● WORK TO BE COMPLETED
Lift out each line of the data that holds "ονοματεπώνυμο".

● LISTING
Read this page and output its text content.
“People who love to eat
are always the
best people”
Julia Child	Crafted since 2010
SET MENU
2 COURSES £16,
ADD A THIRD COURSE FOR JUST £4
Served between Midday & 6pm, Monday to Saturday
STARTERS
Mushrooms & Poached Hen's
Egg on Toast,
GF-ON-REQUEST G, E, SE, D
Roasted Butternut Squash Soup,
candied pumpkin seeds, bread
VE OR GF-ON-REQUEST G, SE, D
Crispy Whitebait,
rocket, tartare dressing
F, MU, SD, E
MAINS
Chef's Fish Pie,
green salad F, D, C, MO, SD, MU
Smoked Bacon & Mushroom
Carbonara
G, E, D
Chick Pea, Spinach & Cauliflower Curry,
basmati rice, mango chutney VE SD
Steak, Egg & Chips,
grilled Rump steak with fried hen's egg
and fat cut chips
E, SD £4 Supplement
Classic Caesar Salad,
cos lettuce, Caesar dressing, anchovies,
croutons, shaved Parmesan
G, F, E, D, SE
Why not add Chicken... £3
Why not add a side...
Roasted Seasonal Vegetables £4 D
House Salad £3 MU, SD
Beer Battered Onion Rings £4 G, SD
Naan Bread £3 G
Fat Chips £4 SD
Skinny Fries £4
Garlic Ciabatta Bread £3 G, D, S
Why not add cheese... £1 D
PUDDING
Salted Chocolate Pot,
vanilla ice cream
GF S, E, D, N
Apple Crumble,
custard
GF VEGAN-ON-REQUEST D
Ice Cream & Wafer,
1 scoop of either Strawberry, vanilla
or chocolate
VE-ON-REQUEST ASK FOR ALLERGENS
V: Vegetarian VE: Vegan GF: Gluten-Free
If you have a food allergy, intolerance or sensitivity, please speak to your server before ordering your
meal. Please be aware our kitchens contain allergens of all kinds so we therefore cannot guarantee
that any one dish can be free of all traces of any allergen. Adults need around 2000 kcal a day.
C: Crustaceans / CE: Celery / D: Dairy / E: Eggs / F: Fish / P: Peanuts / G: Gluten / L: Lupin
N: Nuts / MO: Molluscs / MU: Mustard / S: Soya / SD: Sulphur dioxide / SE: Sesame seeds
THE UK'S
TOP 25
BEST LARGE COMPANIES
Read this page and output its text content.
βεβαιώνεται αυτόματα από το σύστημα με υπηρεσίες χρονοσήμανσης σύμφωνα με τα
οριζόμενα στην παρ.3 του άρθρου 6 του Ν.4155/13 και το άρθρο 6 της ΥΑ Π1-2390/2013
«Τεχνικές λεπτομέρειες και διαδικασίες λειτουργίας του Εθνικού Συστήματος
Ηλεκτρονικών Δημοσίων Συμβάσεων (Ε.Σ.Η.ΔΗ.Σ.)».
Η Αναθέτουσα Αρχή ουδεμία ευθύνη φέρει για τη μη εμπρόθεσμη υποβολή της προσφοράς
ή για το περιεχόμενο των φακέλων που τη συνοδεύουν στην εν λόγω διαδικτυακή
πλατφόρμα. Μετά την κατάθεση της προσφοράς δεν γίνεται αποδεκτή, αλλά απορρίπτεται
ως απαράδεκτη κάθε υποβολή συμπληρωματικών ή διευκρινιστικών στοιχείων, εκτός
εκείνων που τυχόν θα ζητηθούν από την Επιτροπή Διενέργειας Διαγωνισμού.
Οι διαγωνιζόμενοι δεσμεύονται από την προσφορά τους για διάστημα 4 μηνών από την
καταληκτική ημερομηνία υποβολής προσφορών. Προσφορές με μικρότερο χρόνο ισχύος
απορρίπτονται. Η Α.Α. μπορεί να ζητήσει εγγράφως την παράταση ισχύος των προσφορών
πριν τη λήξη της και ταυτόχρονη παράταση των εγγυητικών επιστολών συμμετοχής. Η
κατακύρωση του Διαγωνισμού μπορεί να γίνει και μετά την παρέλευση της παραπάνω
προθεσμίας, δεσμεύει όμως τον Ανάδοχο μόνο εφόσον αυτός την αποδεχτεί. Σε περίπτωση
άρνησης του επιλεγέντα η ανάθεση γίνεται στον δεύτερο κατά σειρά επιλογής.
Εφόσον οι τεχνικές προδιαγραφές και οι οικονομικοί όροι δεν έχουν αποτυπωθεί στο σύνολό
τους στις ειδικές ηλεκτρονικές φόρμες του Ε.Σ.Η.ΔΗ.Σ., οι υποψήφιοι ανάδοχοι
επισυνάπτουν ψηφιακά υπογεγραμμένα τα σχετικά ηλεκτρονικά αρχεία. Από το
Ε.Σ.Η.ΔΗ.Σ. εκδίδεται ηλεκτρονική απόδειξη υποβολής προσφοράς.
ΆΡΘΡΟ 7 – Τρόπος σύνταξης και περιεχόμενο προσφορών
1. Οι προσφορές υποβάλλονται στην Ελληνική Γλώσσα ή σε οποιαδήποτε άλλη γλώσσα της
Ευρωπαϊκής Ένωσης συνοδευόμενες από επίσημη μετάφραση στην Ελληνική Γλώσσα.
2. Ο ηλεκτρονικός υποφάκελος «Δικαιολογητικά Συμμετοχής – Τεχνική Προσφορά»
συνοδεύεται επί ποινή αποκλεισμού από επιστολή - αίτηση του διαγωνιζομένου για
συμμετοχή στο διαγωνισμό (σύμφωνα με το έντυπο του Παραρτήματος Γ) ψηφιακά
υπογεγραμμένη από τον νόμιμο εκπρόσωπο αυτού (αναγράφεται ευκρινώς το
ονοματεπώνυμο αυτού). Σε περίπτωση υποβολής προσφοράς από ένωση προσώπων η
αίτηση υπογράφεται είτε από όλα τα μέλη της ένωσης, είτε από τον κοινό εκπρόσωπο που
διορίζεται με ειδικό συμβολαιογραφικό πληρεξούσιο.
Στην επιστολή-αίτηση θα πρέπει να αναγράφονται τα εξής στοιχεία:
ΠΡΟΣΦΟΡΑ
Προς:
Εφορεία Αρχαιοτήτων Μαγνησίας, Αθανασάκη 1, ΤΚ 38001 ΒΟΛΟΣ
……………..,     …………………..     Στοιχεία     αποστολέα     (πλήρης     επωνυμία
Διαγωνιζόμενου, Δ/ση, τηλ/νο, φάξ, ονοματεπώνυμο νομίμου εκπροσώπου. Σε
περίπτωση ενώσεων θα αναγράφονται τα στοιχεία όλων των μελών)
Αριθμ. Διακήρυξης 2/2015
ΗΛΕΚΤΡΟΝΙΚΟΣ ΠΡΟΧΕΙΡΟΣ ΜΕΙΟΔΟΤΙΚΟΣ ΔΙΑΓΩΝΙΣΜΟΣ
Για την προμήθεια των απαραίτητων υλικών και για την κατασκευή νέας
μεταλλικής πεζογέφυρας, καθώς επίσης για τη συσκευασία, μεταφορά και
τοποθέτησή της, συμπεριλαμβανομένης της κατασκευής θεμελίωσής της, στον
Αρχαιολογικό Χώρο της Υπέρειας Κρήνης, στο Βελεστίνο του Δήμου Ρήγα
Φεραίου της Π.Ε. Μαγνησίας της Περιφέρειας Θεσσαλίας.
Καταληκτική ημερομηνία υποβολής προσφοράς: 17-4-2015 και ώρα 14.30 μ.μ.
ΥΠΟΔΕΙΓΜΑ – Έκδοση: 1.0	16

● RESPONSE TO THIS EXERCISE
ονοματεπώνυμο αυτού). Σε περίπτωση υποβολής προσφοράς από ένωση προσώπων η
Διαγωνιζόμενου, Δ/ση, τηλ/νο, φάξ, ονοματεπώνυμο νομίμου εκπροσώπου. Σε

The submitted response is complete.